What the task asks: Below is a listing; reproduce each line of it exactly.

Data to use:
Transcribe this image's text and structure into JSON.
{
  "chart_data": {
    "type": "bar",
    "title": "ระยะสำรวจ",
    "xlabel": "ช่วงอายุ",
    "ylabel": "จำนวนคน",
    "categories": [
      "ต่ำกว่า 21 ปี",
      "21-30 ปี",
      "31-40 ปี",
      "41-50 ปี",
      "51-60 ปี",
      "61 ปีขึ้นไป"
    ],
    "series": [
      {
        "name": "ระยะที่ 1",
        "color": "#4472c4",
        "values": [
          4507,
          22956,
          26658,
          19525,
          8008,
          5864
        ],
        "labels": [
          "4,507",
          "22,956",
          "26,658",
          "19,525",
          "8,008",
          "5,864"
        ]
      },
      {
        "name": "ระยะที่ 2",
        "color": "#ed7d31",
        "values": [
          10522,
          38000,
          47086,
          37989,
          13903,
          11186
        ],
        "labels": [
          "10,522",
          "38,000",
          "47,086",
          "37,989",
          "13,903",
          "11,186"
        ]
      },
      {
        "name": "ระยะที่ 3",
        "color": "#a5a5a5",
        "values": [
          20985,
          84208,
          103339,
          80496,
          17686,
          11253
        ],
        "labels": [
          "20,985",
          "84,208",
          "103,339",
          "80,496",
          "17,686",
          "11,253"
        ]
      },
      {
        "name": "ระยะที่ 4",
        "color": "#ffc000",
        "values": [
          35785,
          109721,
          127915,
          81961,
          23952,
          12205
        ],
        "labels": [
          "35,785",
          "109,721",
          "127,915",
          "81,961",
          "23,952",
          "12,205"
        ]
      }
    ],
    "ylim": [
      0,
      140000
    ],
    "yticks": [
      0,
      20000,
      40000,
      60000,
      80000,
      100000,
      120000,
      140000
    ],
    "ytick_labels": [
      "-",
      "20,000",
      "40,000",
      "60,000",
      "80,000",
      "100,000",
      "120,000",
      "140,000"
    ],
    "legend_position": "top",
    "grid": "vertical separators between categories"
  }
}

Response:
Transcribe this image's text and structure into JSON.
{
  "chart_data": {
    "type": "bar",
    "title": "ระยะสำรวจ",
    "xlabel": "ช่วงอายุ",
    "ylabel": "จำนวนคน",
    "categories": [
      "ต่ำกว่า 21 ปี",
      "21-30 ปี",
      "31-40 ปี",
      "41-50 ปี",
      "51-60 ปี",
      "61 ปีขึ้นไป"
    ],
    "series": [
      {
        "name": "ระยะที่ 1",
        "color": "#4472c4",
        "values": [
          4507,
          22956,
          26658,
          19525,
          8008,
          5864
        ],
        "labels": [
          "4,507",
          "22,956",
          "26,658",
          "19,525",
          "8,008",
          "5,864"
        ]
      },
      {
        "name": "ระยะที่ 2",
        "color": "#ed7d31",
        "values": [
          10522,
          38000,
          47086,
          37989,
          13903,
          11186
        ],
        "labels": [
          "10,522",
          "38,000",
          "47,086",
          "37,989",
          "13,903",
          "11,186"
        ]
      },
      {
        "name": "ระยะที่ 3",
        "color": "#a5a5a5",
        "values": [
          20985,
          84208,
          103339,
          80496,
          17686,
          11253
        ],
        "labels": [
          "20,985",
          "84,208",
          "103,339",
          "80,496",
          "17,686",
          "11,253"
        ]
      },
      {
        "name": "ระยะที่ 4",
        "color": "#ffc000",
        "values": [
          35785,
          109721,
          127915,
          81961,
          23952,
          12205
        ],
        "labels": [
          "35,785",
          "109,721",
          "127,915",
          "81,961",
          "23,952",
          "12,205"
        ]
      }
    ],
    "ylim": [
      0,
      140000
    ],
    "yticks": [
      0,
      20000,
      40000,
      60000,
      80000,
      100000,
      120000,
      140000
    ],
    "ytick_labels": [
      "-",
      "20,000",
      "40,000",
      "60,000",
      "80,000",
      "100,000",
      "120,000",
      "140,000"
    ],
    "legend_position": "top",
    "grid": "vertical separators between categories"
  }
}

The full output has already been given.